◆ Objective
Tell how many lines carry the word "Bien"; the reply is the number and nothing else.

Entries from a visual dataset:
..............................

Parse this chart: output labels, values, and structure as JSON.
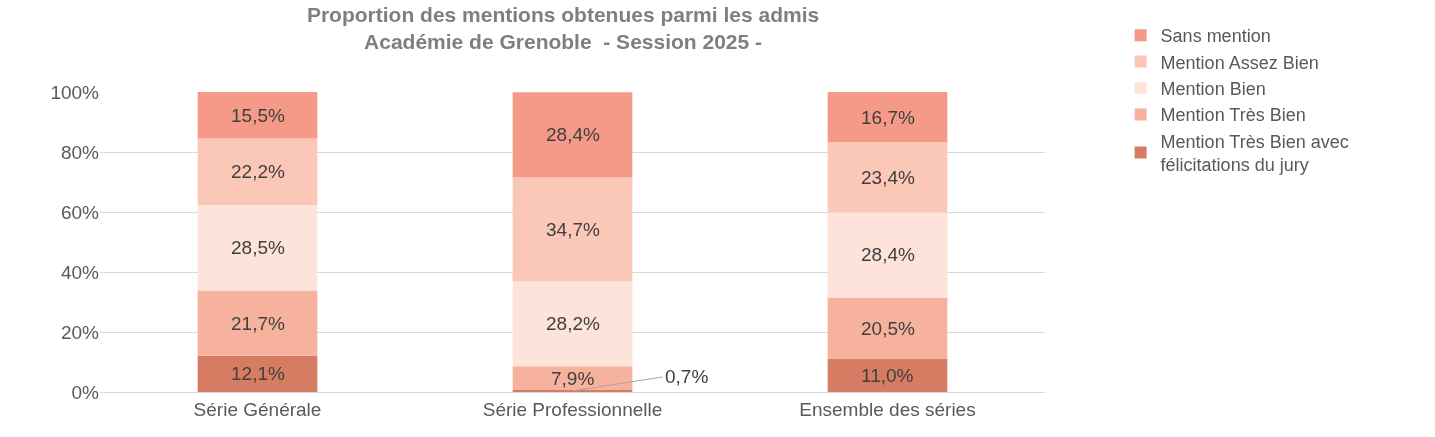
{
  "chart_data": {
    "type": "bar",
    "stacked": true,
    "title": "Proportion des mentions obtenues parmi les admis\nAcadémie de Grenoble  - Session 2025 -",
    "categories": [
      "Série Générale",
      "Série Professionnelle",
      "Ensemble des séries"
    ],
    "series": [
      {
        "name": "Mention Très Bien avec félicitations du jury",
        "color": "#d57c62",
        "values": [
          12.1,
          0.7,
          11.0
        ],
        "value_labels": [
          "12,1%",
          "0,7%",
          "11,0%"
        ]
      },
      {
        "name": "Mention Très Bien",
        "color": "#f7b29e",
        "values": [
          21.7,
          7.9,
          20.5
        ],
        "value_labels": [
          "21,7%",
          "7,9%",
          "20,5%"
        ]
      },
      {
        "name": "Mention Bien",
        "color": "#fde3da",
        "values": [
          28.5,
          28.2,
          28.4
        ],
        "value_labels": [
          "28,5%",
          "28,2%",
          "28,4%"
        ]
      },
      {
        "name": "Mention Assez Bien",
        "color": "#fbc7b7",
        "values": [
          22.2,
          34.7,
          23.4
        ],
        "value_labels": [
          "22,2%",
          "34,7%",
          "23,4%"
        ]
      },
      {
        "name": "Sans mention",
        "color": "#f59a88",
        "values": [
          15.5,
          28.4,
          16.7
        ],
        "value_labels": [
          "15,5%",
          "28,4%",
          "16,7%"
        ]
      }
    ],
    "ylim": [
      0,
      100
    ],
    "yticks": [
      {
        "value": 0,
        "label": "0%"
      },
      {
        "value": 20,
        "label": "20%"
      },
      {
        "value": 40,
        "label": "40%"
      },
      {
        "value": 60,
        "label": "60%"
      },
      {
        "value": 80,
        "label": "80%"
      },
      {
        "value": 100,
        "label": "100%"
      }
    ],
    "grid": "y",
    "legend": "right"
  }
}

..............................

◆ Output below
4